= Beginning of Section =
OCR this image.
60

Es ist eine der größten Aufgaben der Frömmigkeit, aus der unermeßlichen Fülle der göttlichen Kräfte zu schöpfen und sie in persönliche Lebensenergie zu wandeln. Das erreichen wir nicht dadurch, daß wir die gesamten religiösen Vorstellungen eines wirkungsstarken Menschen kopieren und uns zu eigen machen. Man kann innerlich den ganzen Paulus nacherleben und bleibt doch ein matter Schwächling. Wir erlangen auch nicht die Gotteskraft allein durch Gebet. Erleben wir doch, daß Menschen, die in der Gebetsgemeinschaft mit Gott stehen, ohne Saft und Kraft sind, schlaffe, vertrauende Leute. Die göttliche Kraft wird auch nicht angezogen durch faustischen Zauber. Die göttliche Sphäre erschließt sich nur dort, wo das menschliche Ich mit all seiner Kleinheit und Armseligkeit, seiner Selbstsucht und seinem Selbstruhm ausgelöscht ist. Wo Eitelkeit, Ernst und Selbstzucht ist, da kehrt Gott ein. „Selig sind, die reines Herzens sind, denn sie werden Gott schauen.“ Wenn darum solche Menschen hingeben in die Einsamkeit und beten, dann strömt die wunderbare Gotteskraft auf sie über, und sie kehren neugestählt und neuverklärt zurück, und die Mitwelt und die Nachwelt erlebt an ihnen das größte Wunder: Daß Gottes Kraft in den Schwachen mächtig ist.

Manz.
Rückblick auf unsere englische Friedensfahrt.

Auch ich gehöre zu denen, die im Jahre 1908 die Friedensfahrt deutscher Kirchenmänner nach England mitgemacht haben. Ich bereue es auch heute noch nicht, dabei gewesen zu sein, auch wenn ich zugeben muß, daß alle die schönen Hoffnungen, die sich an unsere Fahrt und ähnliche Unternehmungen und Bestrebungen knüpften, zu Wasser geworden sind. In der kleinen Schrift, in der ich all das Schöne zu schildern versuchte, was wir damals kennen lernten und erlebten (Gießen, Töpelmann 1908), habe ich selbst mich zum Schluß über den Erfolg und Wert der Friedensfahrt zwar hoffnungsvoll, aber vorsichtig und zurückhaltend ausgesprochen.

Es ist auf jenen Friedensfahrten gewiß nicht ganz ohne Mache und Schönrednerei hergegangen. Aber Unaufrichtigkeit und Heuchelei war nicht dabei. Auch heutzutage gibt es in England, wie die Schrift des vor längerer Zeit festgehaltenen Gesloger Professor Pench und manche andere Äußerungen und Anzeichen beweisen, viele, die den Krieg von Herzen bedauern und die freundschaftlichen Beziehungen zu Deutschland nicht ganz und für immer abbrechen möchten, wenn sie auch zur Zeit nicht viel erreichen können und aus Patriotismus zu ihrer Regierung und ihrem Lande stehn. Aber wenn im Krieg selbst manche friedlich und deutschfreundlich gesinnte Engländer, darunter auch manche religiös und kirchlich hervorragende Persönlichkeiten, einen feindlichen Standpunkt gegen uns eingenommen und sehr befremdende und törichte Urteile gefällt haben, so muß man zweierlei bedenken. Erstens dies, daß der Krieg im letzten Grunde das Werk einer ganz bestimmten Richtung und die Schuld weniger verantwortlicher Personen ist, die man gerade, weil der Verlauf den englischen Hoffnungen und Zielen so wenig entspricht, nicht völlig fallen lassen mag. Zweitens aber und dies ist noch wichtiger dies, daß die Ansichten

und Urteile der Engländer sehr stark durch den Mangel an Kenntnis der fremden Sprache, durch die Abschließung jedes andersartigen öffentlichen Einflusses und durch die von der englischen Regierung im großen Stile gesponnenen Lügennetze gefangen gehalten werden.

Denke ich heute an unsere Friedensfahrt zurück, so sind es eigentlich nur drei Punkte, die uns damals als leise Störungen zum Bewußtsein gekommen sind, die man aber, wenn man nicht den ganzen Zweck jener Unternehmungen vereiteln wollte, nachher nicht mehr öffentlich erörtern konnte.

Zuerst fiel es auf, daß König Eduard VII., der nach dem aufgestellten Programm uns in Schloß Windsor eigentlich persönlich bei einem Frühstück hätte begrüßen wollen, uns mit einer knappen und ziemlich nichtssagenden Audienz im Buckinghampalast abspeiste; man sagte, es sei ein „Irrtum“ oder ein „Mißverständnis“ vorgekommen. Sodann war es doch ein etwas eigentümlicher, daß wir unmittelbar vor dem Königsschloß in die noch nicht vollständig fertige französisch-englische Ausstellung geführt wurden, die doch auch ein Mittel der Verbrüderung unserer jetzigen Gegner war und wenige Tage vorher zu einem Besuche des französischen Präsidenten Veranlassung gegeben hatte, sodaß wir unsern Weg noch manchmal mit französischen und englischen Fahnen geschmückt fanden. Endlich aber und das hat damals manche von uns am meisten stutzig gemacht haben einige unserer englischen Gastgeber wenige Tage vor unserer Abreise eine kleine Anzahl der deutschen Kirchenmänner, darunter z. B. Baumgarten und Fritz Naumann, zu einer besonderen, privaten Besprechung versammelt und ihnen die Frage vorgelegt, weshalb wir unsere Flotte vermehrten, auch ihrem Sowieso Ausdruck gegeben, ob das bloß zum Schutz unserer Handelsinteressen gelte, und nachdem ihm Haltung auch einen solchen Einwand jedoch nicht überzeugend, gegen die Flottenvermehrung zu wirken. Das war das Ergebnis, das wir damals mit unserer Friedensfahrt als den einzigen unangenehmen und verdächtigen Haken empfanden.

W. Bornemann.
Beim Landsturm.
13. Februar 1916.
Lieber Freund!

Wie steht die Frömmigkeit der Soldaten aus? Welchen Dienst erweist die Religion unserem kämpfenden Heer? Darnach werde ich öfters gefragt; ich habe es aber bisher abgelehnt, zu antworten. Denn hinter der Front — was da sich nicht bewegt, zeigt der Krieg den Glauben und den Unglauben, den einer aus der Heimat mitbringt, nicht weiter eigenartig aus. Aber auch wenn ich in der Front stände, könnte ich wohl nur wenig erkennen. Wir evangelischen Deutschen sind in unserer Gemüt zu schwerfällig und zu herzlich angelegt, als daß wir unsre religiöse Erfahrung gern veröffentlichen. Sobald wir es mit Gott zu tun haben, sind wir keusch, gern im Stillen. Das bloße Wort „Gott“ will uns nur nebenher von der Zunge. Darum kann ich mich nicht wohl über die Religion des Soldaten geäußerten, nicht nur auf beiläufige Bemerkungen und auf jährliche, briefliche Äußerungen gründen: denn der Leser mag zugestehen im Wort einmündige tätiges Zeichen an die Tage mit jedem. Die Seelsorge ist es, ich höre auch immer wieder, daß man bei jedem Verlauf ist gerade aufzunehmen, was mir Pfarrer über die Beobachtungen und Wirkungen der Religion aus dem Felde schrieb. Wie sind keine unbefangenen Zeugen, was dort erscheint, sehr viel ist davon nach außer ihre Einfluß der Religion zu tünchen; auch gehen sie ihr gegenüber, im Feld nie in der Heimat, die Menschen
= End of Section =
EXERCISE => Please copy every line of the records above in which "Unternehmungen" appears.

YOUR RESPONSE =>
Auch ich gehöre zu denen, die im Jahre 1908 die Friedensfahrt deutscher Kirchenmänner nach England mitgemacht haben. Ich bereue es auch heute noch nicht, dabei gewesen zu sein, auch wenn ich zugeben muß, daß alle die schönen Hoffnungen, die sich an unsere Fahrt und ähnliche Unternehmungen und Bestrebungen knüpften, zu Wasser geworden sind. In der kleinen Schrift, in der ich all das Schöne zu schildern versuchte, was wir damals kennen lernten und erlebten (Gießen, Töpelmann 1908), habe ich selbst mich zum Schluß über den Erfolg und Wert der Friedensfahrt zwar hoffnungsvoll, aber vorsichtig und zurückhaltend ausgesprochen.
Denke ich heute an unsere Friedensfahrt zurück, so sind es eigentlich nur drei Punkte, die uns damals als leise Störungen zum Bewußtsein gekommen sind, die man aber, wenn man nicht den ganzen Zweck jener Unternehmungen vereiteln wollte, nachher nicht mehr öffentlich erörtern konnte.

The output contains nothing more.